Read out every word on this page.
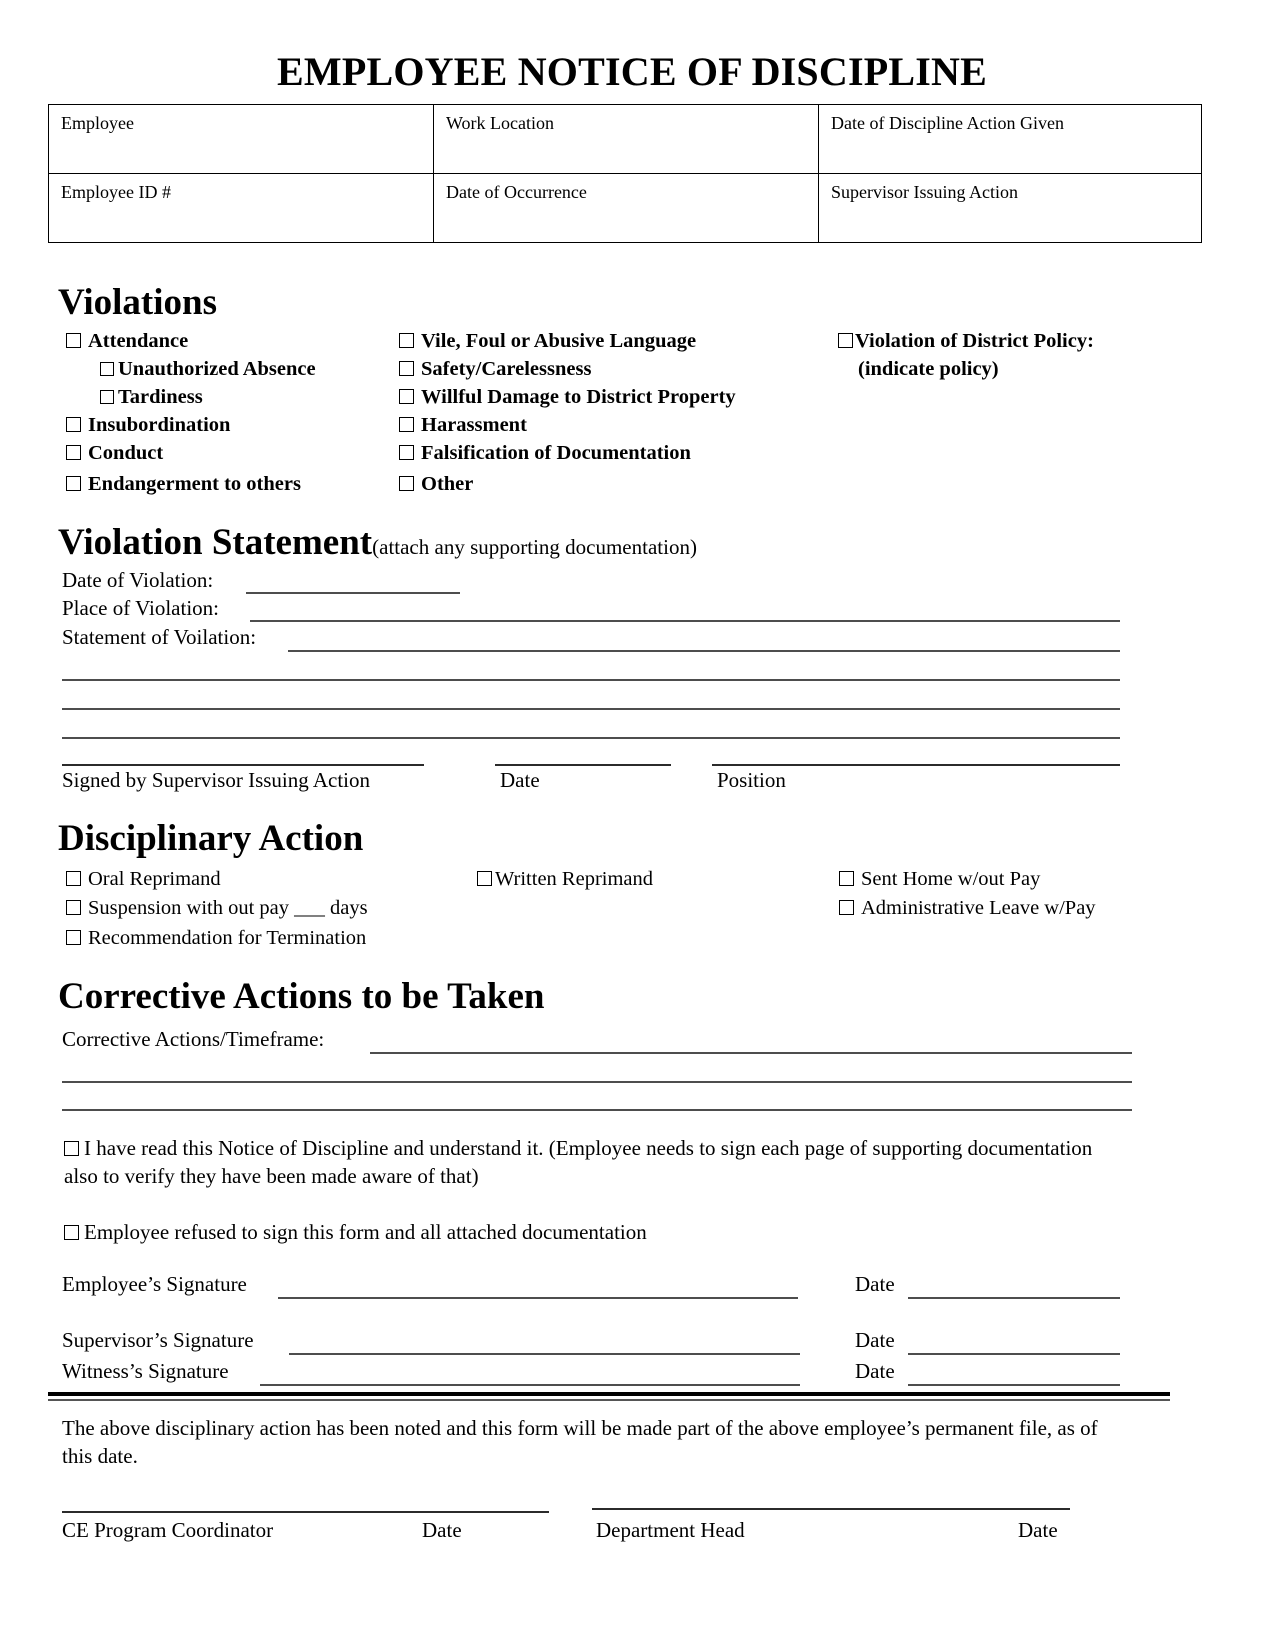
EMPLOYEE NOTICE OF DISCIPLINE
Employee	Work Location	Date of Discipline Action Given
Employee ID #	Date of Occurrence	Supervisor Issuing Action
Violations
Attendance
Unauthorized Absence
Tardiness
Insubordination
Conduct
Endangerment to others
Vile, Foul or Abusive Language
Safety/Carelessness
Willful Damage to District Property
Harassment
Falsification of Documentation
Other
Violation of District Policy:
(indicate policy)
Violation Statement(attach any supporting documentation)
Date of Violation:
Place of Violation:
Statement of Voilation:
Signed by Supervisor Issuing Action	Date	Position
Disciplinary Action
Oral Reprimand
Suspension with out pay ___ days
Recommendation for Termination
Written Reprimand	Sent Home w/out Pay
Administrative Leave w/Pay
Corrective Actions to be Taken
Corrective Actions/Timeframe:
I have read this Notice of Discipline and understand it. (Employee needs to sign each page of supporting documentation also to verify they have been made aware of that)
Employee refused to sign this form and all attached documentation
Employee’s Signature	Date
Supervisor’s Signature	Date
Witness’s Signature	Date
The above disciplinary action has been noted and this form will be made part of the above employee’s permanent file, as of this date.
CE Program Coordinator	Date	Department Head	Date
^^^^^^^^^^^^^^^^
Repeat all the data as it stands, dropping any images it holds.

Read out every word on this page.
EMPLOYEE NOTICE OF DISCIPLINE
Employee	Work Location	Date of Discipline Action Given
Employee ID #	Date of Occurrence	Supervisor Issuing Action
Violations
Attendance
Unauthorized Absence
Tardiness
Insubordination
Conduct
Endangerment to others
Vile, Foul or Abusive Language
Safety/Carelessness
Willful Damage to District Property
Harassment
Falsification of Documentation
Other
Violation of District Policy:
(indicate policy)
Violation Statement(attach any supporting documentation)
Date of Violation:
Place of Violation:
Statement of Voilation:
Signed by Supervisor Issuing Action	Date	Position
Disciplinary Action
Oral Reprimand
Suspension with out pay ___ days
Recommendation for Termination
Written Reprimand	Sent Home w/out Pay
Administrative Leave w/Pay
Corrective Actions to be Taken
Corrective Actions/Timeframe:
I have read this Notice of Discipline and understand it. (Employee needs to sign each page of supporting documentation also to verify they have been made aware of that)
Employee refused to sign this form and all attached documentation
Employee’s Signature	Date
Supervisor’s Signature	Date
Witness’s Signature	Date
The above disciplinary action has been noted and this form will be made part of the above employee’s permanent file, as of this date.
CE Program Coordinator	Date	Department Head	Date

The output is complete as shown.